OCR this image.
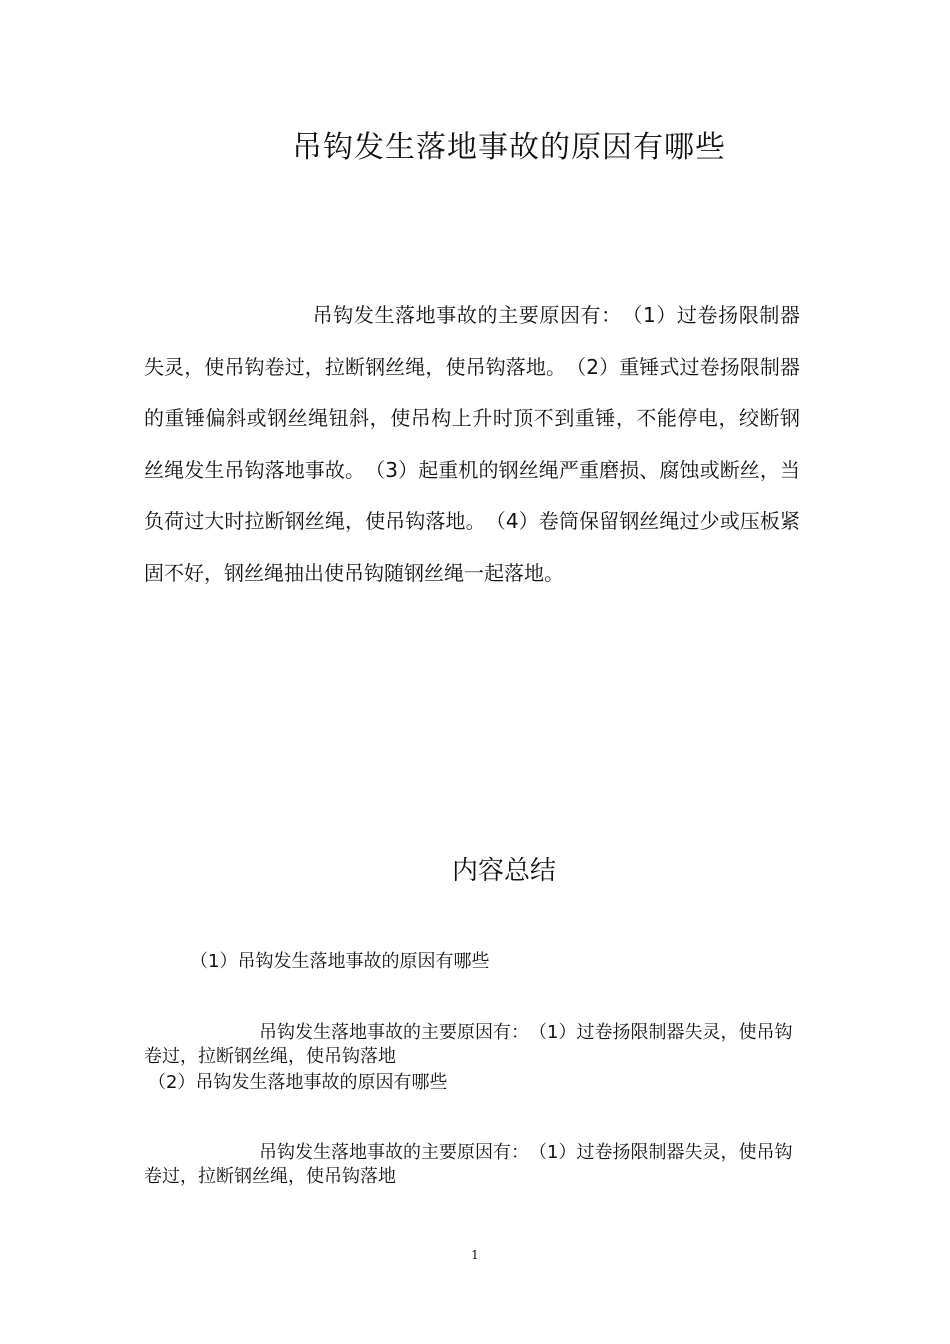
吊钩发生落地事故的原因有哪些

吊钩发生落地事故的主要原因有：　（1）过卷扬限制器失灵，使吊钩卷过，拉断钢丝绳，使吊钩落地。　（2）重锤式过卷扬限制器的重锤偏斜或钢丝绳钮斜，使吊构上升时顶不到重锤，不能停电，绞断钢丝绳发生吊钩落地事故。　（3）起重机的钢丝绳严重磨损、腐蚀或断丝，当负荷过大时拉断钢丝绳，使吊钩落地。　（4）卷筒保留钢丝绳过少或压板紧固不好，钢丝绳抽出使吊钩随钢丝绳一起落地。

内容总结

（1）吊钩发生落地事故的原因有哪些

吊钩发生落地事故的主要原因有：　（1）过卷扬限制器失灵，使吊钩卷过，拉断钢丝绳，使吊钩落地

（2）吊钩发生落地事故的原因有哪些

吊钩发生落地事故的主要原因有：　（1）过卷扬限制器失灵，使吊钩卷过，拉断钢丝绳，使吊钩落地

1
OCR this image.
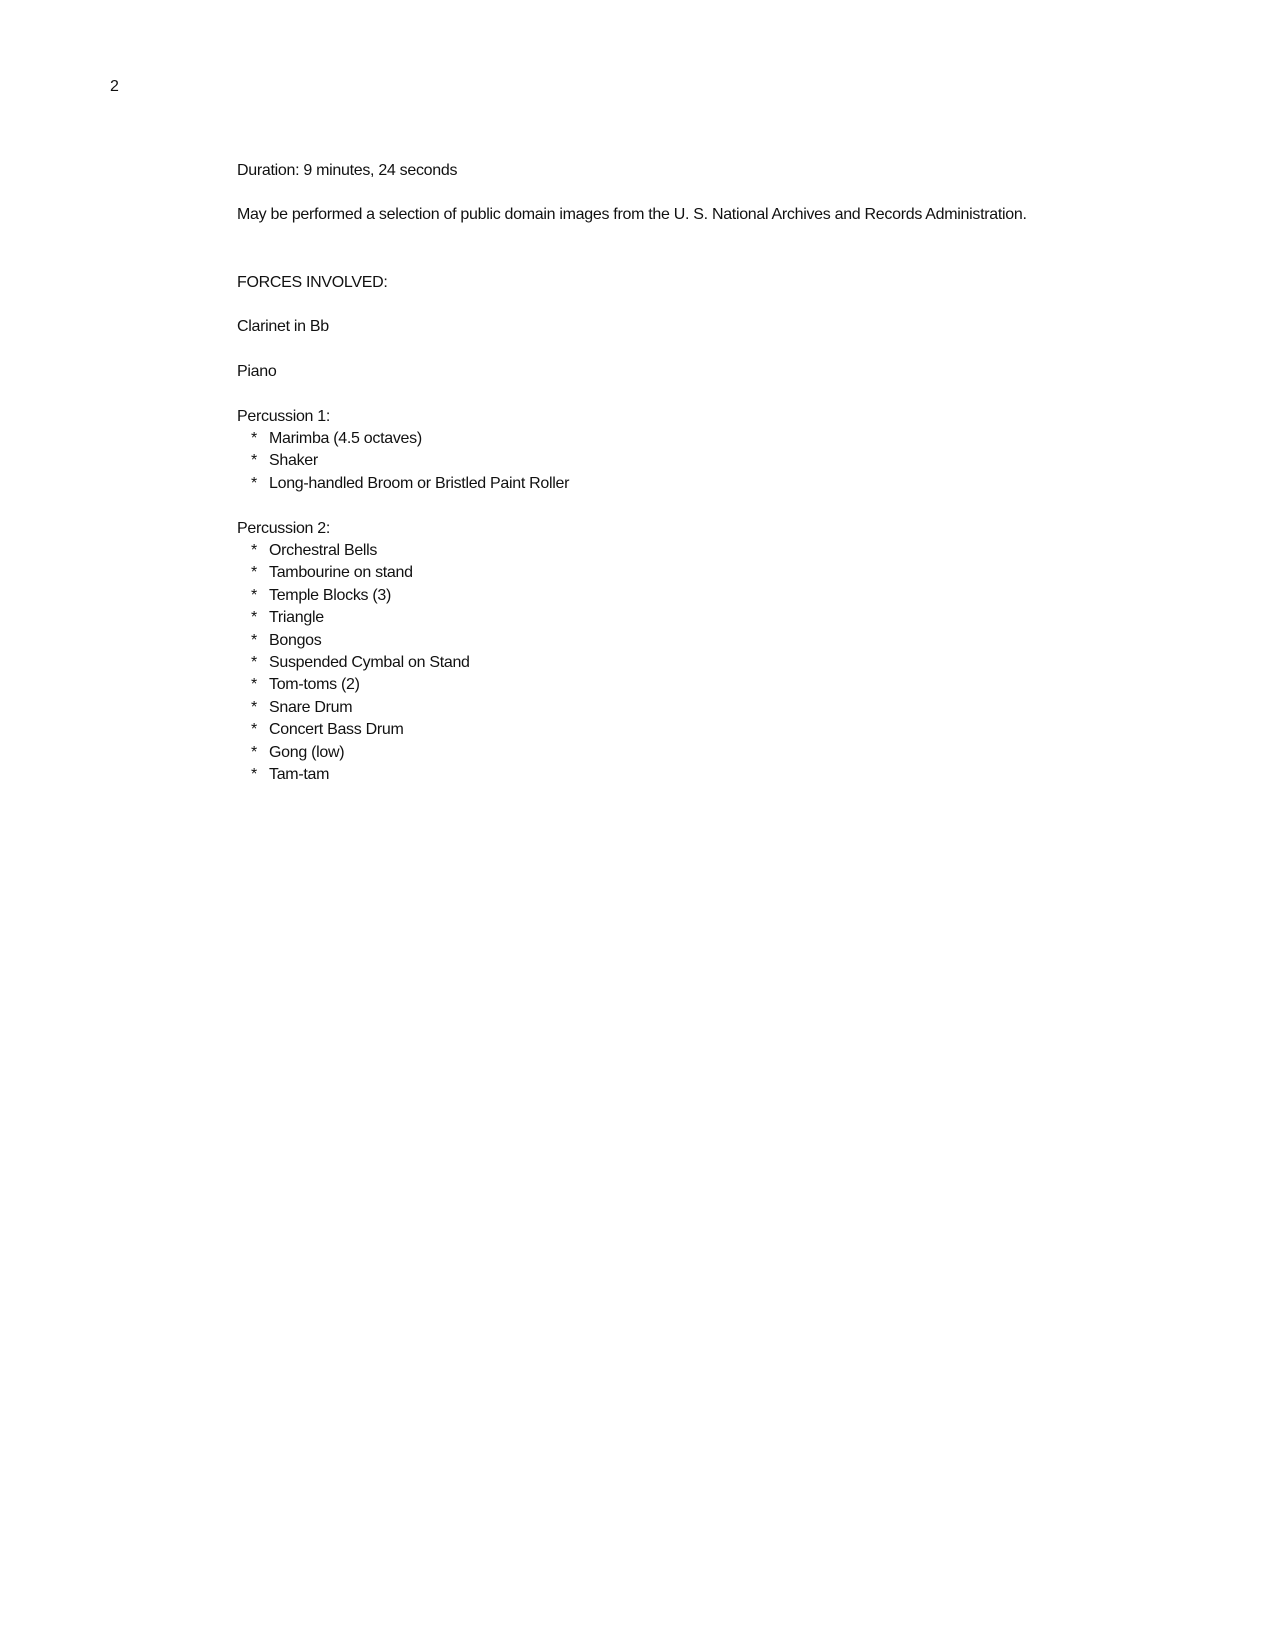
2
Duration: 9 minutes, 24 seconds
May be performed a selection of public domain images from the U. S. National Archives and Records Administration.
FORCES INVOLVED:
Clarinet in Bb
Piano
Percussion 1:
* Marimba (4.5 octaves)
* Shaker
* Long-handled Broom or Bristled Paint Roller
Percussion 2:
* Orchestral Bells
* Tambourine on stand
* Temple Blocks (3)
* Triangle
* Bongos
* Suspended Cymbal on Stand
* Tom-toms (2)
* Snare Drum
* Concert Bass Drum
* Gong (low)
* Tam-tam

═══

[SET PROBLEM]:
Output all of the records exactly as they appear above, but not the pictures.

[RESPONSE BELOW]:
OCR this image.
吊钩发生落地事故的原因有哪些

吊钩发生落地事故的主要原因有：　（1）过卷扬限制器失灵，使吊钩卷过，拉断钢丝绳，使吊钩落地。　（2）重锤式过卷扬限制器的重锤偏斜或钢丝绳钮斜，使吊构上升时顶不到重锤，不能停电，绞断钢丝绳发生吊钩落地事故。　（3）起重机的钢丝绳严重磨损、腐蚀或断丝，当负荷过大时拉断钢丝绳，使吊钩落地。　（4）卷筒保留钢丝绳过少或压板紧固不好，钢丝绳抽出使吊钩随钢丝绳一起落地。

内容总结

（1）吊钩发生落地事故的原因有哪些

吊钩发生落地事故的主要原因有：　（1）过卷扬限制器失灵，使吊钩卷过，拉断钢丝绳，使吊钩落地

（2）吊钩发生落地事故的原因有哪些

吊钩发生落地事故的主要原因有：　（1）过卷扬限制器失灵，使吊钩卷过，拉断钢丝绳，使吊钩落地

1
OCR this image.
2
Duration: 9 minutes, 24 seconds
May be performed a selection of public domain images from the U. S. National Archives and Records Administration.
FORCES INVOLVED:
Clarinet in Bb
Piano
Percussion 1:
* Marimba (4.5 octaves)
* Shaker
* Long-handled Broom or Bristled Paint Roller
Percussion 2:
* Orchestral Bells
* Tambourine on stand
* Temple Blocks (3)
* Triangle
* Bongos
* Suspended Cymbal on Stand
* Tom-toms (2)
* Snare Drum
* Concert Bass Drum
* Gong (low)
* Tam-tam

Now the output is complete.